▶ [WORK REQUEST] The whole listing is to be restated, character for character.

########

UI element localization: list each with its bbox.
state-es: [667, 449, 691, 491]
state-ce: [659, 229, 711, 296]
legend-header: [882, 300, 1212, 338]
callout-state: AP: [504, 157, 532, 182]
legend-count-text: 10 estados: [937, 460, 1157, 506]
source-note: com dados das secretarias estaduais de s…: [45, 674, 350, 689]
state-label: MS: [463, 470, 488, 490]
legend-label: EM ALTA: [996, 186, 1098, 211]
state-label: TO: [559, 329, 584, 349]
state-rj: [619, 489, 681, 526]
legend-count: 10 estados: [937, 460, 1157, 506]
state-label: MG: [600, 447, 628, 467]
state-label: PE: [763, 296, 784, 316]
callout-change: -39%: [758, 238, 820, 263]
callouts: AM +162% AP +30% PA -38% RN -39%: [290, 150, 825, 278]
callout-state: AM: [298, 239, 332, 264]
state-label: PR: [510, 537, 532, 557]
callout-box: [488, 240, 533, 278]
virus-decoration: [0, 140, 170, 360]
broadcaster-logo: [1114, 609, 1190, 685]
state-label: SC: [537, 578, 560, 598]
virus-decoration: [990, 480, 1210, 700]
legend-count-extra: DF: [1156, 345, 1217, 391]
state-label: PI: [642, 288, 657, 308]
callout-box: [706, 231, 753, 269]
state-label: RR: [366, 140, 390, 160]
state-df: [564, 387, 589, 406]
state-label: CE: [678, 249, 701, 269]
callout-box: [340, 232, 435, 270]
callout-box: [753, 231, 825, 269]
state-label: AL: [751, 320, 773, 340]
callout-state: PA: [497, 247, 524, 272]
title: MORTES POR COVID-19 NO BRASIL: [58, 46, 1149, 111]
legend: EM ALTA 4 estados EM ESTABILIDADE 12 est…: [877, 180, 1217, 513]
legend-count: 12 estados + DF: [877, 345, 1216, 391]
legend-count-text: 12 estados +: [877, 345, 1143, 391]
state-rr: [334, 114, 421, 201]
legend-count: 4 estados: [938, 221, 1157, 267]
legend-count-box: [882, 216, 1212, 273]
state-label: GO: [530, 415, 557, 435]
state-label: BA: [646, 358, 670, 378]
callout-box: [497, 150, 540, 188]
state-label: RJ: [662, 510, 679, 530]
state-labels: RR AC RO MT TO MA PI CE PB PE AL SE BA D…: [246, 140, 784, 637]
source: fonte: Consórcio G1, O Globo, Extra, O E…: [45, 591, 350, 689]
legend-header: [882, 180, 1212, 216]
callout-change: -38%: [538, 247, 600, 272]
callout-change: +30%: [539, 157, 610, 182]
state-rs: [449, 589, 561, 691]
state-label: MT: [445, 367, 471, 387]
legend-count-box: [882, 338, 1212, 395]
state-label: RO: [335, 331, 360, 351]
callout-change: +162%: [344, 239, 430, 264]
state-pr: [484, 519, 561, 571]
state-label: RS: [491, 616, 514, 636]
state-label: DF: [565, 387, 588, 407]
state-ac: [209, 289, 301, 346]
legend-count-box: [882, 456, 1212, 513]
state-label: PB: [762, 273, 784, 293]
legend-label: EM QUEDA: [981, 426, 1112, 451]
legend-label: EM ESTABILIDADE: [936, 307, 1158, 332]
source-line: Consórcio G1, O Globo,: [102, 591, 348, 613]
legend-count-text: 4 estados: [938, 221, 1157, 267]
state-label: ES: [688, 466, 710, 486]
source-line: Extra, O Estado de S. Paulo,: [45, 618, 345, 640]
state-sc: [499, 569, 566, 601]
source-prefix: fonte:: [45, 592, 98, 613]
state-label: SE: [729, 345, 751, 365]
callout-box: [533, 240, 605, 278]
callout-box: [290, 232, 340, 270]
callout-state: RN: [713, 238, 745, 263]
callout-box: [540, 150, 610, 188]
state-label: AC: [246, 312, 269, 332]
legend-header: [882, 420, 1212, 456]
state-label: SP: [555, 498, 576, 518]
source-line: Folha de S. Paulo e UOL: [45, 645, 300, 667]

########

▶ [ANSWER BOX]
UI element localization: list each with its bbox.
state-es: [667, 449, 691, 491]
state-ce: [659, 229, 711, 296]
legend-header: [882, 300, 1212, 338]
callout-state: AP: [504, 157, 532, 182]
legend-count-text: 10 estados: [937, 460, 1157, 506]
source-note: com dados das secretarias estaduais de s…: [45, 674, 350, 689]
state-label: MS: [463, 470, 488, 490]
legend-label: EM ALTA: [996, 186, 1098, 211]
state-label: TO: [559, 329, 584, 349]
state-rj: [619, 489, 681, 526]
legend-count: 10 estados: [937, 460, 1157, 506]
state-label: MG: [600, 447, 628, 467]
state-label: PE: [763, 296, 784, 316]
callout-change: -39%: [758, 238, 820, 263]
callouts: AM +162% AP +30% PA -38% RN -39%: [290, 150, 825, 278]
callout-state: AM: [298, 239, 332, 264]
state-label: PR: [510, 537, 532, 557]
callout-box: [488, 240, 533, 278]
virus-decoration: [0, 140, 170, 360]
broadcaster-logo: [1114, 609, 1190, 685]
state-label: SC: [537, 578, 560, 598]
virus-decoration: [990, 480, 1210, 700]
legend-count-extra: DF: [1156, 345, 1217, 391]
state-label: PI: [642, 288, 657, 308]
callout-box: [706, 231, 753, 269]
state-label: RR: [366, 140, 390, 160]
state-df: [564, 387, 589, 406]
state-label: CE: [678, 249, 701, 269]
callout-box: [340, 232, 435, 270]
callout-box: [753, 231, 825, 269]
state-label: AL: [751, 320, 773, 340]
callout-state: PA: [497, 247, 524, 272]
title: MORTES POR COVID-19 NO BRASIL: [58, 46, 1149, 111]
legend: EM ALTA 4 estados EM ESTABILIDADE 12 est…: [877, 180, 1217, 513]
legend-count: 12 estados + DF: [877, 345, 1216, 391]
legend-count-text: 12 estados +: [877, 345, 1143, 391]
state-rr: [334, 114, 421, 201]
legend-count: 4 estados: [938, 221, 1157, 267]
legend-count-box: [882, 216, 1212, 273]
state-label: GO: [530, 415, 557, 435]
state-label: BA: [646, 358, 670, 378]
callout-box: [497, 150, 540, 188]
state-label: RJ: [662, 510, 679, 530]
state-labels: RR AC RO MT TO MA PI CE PB PE AL SE BA D…: [246, 140, 784, 637]
source: fonte: Consórcio G1, O Globo, Extra, O E…: [45, 591, 350, 689]
legend-header: [882, 180, 1212, 216]
callout-change: -38%: [538, 247, 600, 272]
callout-change: +30%: [539, 157, 610, 182]
state-rs: [449, 589, 561, 691]
state-label: MT: [445, 367, 471, 387]
legend-count-box: [882, 338, 1212, 395]
state-label: RO: [335, 331, 360, 351]
callout-change: +162%: [344, 239, 430, 264]
state-pr: [484, 519, 561, 571]
state-label: RS: [491, 616, 514, 636]
state-label: DF: [565, 387, 588, 407]
state-ac: [209, 289, 301, 346]
legend-count-box: [882, 456, 1212, 513]
state-label: PB: [762, 273, 784, 293]
legend-label: EM QUEDA: [981, 426, 1112, 451]
legend-label: EM ESTABILIDADE: [936, 307, 1158, 332]
source-line: Consórcio G1, O Globo,: [102, 591, 348, 613]
legend-count-text: 4 estados: [938, 221, 1157, 267]
state-label: ES: [688, 466, 710, 486]
source-line: Extra, O Estado de S. Paulo,: [45, 618, 345, 640]
state-sc: [499, 569, 566, 601]
source-prefix: fonte:: [45, 592, 98, 613]
state-label: SE: [729, 345, 751, 365]
callout-box: [533, 240, 605, 278]
callout-box: [290, 232, 340, 270]
callout-state: RN: [713, 238, 745, 263]
callout-box: [540, 150, 610, 188]
state-label: AC: [246, 312, 269, 332]
legend-header: [882, 420, 1212, 456]
state-label: SP: [555, 498, 576, 518]
source-line: Folha de S. Paulo e UOL: [45, 645, 300, 667]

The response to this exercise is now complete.